__Requirement__. Lift every line from the entries that includes the word "elementi".

__Collected data entries__.
· · ·
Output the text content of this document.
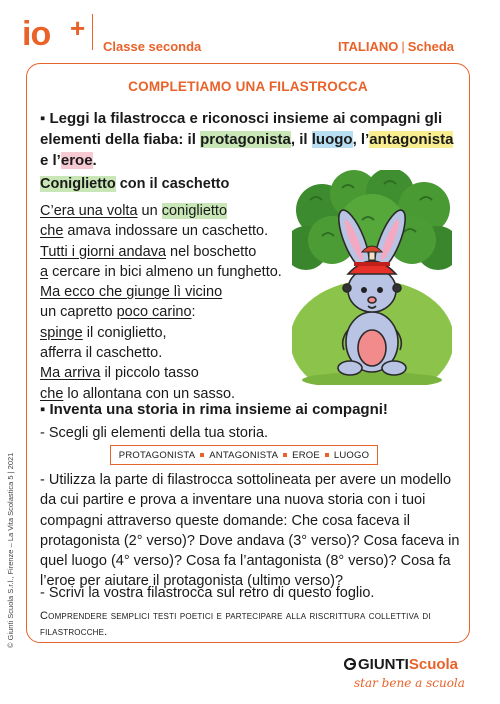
io +
Classe seconda	ITALIANO | Scheda
© Giunti Scuola S.r.l., Firenze – La Vita Scolastica 5 | 2021
COMPLETIAMO UNA FILASTROCCA
▪ Leggi la filastrocca e riconosci insieme ai compagni gli elementi della fiaba: il protagonista, il luogo, l’antagonista e l’eroe.
Coniglietto con il caschetto
C’era una volta un coniglietto
che amava indossare un caschetto.
Tutti i giorni andava nel boschetto
a cercare in bici almeno un funghetto.
Ma ecco che giunge lì vicino
un capretto poco carino:
spinge il coniglietto,
afferra il caschetto.
Ma arriva il piccolo tasso
che lo allontana con un sasso.
▪ Inventa una storia in rima insieme ai compagni!
- Scegli gli elementi della tua storia.
PROTAGONISTA ANTAGONISTA EROE LUOGO
- Utilizza la parte di filastrocca sottolineata per avere un modello da cui partire e prova a inventare una nuova storia con i tuoi compagni attraverso queste domande: Che cosa faceva il protagonista (2° verso)? Dove andava (3° verso)? Cosa faceva in quel luogo (4° verso)? Cosa fa l’antagonista (8° verso)? Cosa fa l’eroe per aiutare il protagonista (ultimo verso)?
- Scrivi la vostra filastrocca sul retro di questo foglio.
Comprendere semplici testi poetici e partecipare alla riscrittura collettiva di filastrocche.
GIUNTIScuola
star bene a scuola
· · ·
__Solution for this task__.
▪ Leggi la filastrocca e riconosci insieme ai compagni gli elementi della fiaba: il protagonista, il luogo, l’antagonista e l’eroe.
- Scegli gli elementi della tua storia.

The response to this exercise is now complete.